● **What is asked**:
Below is a block of records; repeat each one exactly.
===== Record set
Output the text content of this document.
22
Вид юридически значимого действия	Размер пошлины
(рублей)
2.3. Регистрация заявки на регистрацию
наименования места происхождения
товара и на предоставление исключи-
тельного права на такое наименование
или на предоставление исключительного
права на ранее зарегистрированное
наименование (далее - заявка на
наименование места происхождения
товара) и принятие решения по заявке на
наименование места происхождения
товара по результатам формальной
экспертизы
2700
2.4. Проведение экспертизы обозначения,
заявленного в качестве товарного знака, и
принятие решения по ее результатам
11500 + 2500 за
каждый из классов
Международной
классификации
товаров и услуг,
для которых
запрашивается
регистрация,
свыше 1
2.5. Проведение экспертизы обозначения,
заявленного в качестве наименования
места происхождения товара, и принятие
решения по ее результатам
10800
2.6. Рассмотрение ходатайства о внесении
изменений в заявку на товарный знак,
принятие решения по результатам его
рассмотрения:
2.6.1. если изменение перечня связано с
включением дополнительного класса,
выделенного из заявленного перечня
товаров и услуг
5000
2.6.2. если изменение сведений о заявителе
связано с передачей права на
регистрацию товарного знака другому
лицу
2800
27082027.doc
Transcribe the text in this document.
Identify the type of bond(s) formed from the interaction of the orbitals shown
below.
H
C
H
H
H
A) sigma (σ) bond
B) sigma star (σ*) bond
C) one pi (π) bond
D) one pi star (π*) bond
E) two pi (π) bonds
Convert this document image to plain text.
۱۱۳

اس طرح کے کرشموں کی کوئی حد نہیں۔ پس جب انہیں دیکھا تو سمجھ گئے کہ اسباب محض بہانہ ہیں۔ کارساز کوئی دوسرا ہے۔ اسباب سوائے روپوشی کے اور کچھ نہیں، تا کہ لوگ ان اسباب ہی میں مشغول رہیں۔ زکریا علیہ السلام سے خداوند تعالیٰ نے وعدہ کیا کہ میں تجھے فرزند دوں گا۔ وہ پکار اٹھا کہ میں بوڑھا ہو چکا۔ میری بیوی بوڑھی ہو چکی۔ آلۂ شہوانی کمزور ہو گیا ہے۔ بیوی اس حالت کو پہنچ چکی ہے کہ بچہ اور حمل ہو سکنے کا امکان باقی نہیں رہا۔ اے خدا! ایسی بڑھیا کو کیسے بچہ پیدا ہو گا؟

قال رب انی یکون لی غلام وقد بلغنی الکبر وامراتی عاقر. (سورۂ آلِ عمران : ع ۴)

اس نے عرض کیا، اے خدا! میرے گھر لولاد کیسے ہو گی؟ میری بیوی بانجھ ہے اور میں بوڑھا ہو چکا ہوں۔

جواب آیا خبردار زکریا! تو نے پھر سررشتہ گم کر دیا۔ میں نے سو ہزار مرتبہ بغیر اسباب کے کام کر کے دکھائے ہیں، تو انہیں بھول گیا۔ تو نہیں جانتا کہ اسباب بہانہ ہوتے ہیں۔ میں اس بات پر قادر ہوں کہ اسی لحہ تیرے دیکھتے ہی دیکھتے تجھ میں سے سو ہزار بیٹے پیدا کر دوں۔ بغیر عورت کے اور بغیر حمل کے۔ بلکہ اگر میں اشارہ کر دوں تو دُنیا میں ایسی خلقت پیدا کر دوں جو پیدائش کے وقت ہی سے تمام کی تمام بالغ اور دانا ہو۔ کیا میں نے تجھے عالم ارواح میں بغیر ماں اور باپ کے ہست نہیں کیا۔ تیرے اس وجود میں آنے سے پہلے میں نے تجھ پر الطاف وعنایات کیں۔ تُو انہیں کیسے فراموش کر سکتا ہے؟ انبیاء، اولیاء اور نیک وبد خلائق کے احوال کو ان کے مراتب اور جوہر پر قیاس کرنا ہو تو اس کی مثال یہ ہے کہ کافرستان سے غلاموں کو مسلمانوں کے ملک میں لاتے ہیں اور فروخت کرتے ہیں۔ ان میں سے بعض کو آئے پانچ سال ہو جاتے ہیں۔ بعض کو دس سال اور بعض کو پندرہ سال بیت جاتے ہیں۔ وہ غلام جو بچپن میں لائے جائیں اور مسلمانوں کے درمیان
==========
● **Answer below**:
Output the text content of this document.
22
Вид юридически значимого действия	Размер пошлины
(рублей)
2.3. Регистрация заявки на регистрацию
наименования места происхождения
товара и на предоставление исключи-
тельного права на такое наименование
или на предоставление исключительного
права на ранее зарегистрированное
наименование (далее - заявка на
наименование места происхождения
товара) и принятие решения по заявке на
наименование места происхождения
товара по результатам формальной
экспертизы
2700
2.4. Проведение экспертизы обозначения,
заявленного в качестве товарного знака, и
принятие решения по ее результатам
11500 + 2500 за
каждый из классов
Международной
классификации
товаров и услуг,
для которых
запрашивается
регистрация,
свыше 1
2.5. Проведение экспертизы обозначения,
заявленного в качестве наименования
места происхождения товара, и принятие
решения по ее результатам
10800
2.6. Рассмотрение ходатайства о внесении
изменений в заявку на товарный знак,
принятие решения по результатам его
рассмотрения:
2.6.1. если изменение перечня связано с
включением дополнительного класса,
выделенного из заявленного перечня
товаров и услуг
5000
2.6.2. если изменение сведений о заявителе
связано с передачей права на
регистрацию товарного знака другому
лицу
2800
27082027.doc
Transcribe the text in this document.
Identify the type of bond(s) formed from the interaction of the orbitals shown
below.
H
C
H
H
H
A) sigma (σ) bond
B) sigma star (σ*) bond
C) one pi (π) bond
D) one pi star (π*) bond
E) two pi (π) bonds
Convert this document image to plain text.
۱۱۳

اس طرح کے کرشموں کی کوئی حد نہیں۔ پس جب انہیں دیکھا تو سمجھ گئے کہ اسباب محض بہانہ ہیں۔ کارساز کوئی دوسرا ہے۔ اسباب سوائے روپوشی کے اور کچھ نہیں، تا کہ لوگ ان اسباب ہی میں مشغول رہیں۔ زکریا علیہ السلام سے خداوند تعالیٰ نے وعدہ کیا کہ میں تجھے فرزند دوں گا۔ وہ پکار اٹھا کہ میں بوڑھا ہو چکا۔ میری بیوی بوڑھی ہو چکی۔ آلۂ شہوانی کمزور ہو گیا ہے۔ بیوی اس حالت کو پہنچ چکی ہے کہ بچہ اور حمل ہو سکنے کا امکان باقی نہیں رہا۔ اے خدا! ایسی بڑھیا کو کیسے بچہ پیدا ہو گا؟

قال رب انی یکون لی غلام وقد بلغنی الکبر وامراتی عاقر. (سورۂ آلِ عمران : ع ۴)

اس نے عرض کیا، اے خدا! میرے گھر لولاد کیسے ہو گی؟ میری بیوی بانجھ ہے اور میں بوڑھا ہو چکا ہوں۔

جواب آیا خبردار زکریا! تو نے پھر سررشتہ گم کر دیا۔ میں نے سو ہزار مرتبہ بغیر اسباب کے کام کر کے دکھائے ہیں، تو انہیں بھول گیا۔ تو نہیں جانتا کہ اسباب بہانہ ہوتے ہیں۔ میں اس بات پر قادر ہوں کہ اسی لحہ تیرے دیکھتے ہی دیکھتے تجھ میں سے سو ہزار بیٹے پیدا کر دوں۔ بغیر عورت کے اور بغیر حمل کے۔ بلکہ اگر میں اشارہ کر دوں تو دُنیا میں ایسی خلقت پیدا کر دوں جو پیدائش کے وقت ہی سے تمام کی تمام بالغ اور دانا ہو۔ کیا میں نے تجھے عالم ارواح میں بغیر ماں اور باپ کے ہست نہیں کیا۔ تیرے اس وجود میں آنے سے پہلے میں نے تجھ پر الطاف وعنایات کیں۔ تُو انہیں کیسے فراموش کر سکتا ہے؟ انبیاء، اولیاء اور نیک وبد خلائق کے احوال کو ان کے مراتب اور جوہر پر قیاس کرنا ہو تو اس کی مثال یہ ہے کہ کافرستان سے غلاموں کو مسلمانوں کے ملک میں لاتے ہیں اور فروخت کرتے ہیں۔ ان میں سے بعض کو آئے پانچ سال ہو جاتے ہیں۔ بعض کو دس سال اور بعض کو پندرہ سال بیت جاتے ہیں۔ وہ غلام جو بچپن میں لائے جائیں اور مسلمانوں کے درمیان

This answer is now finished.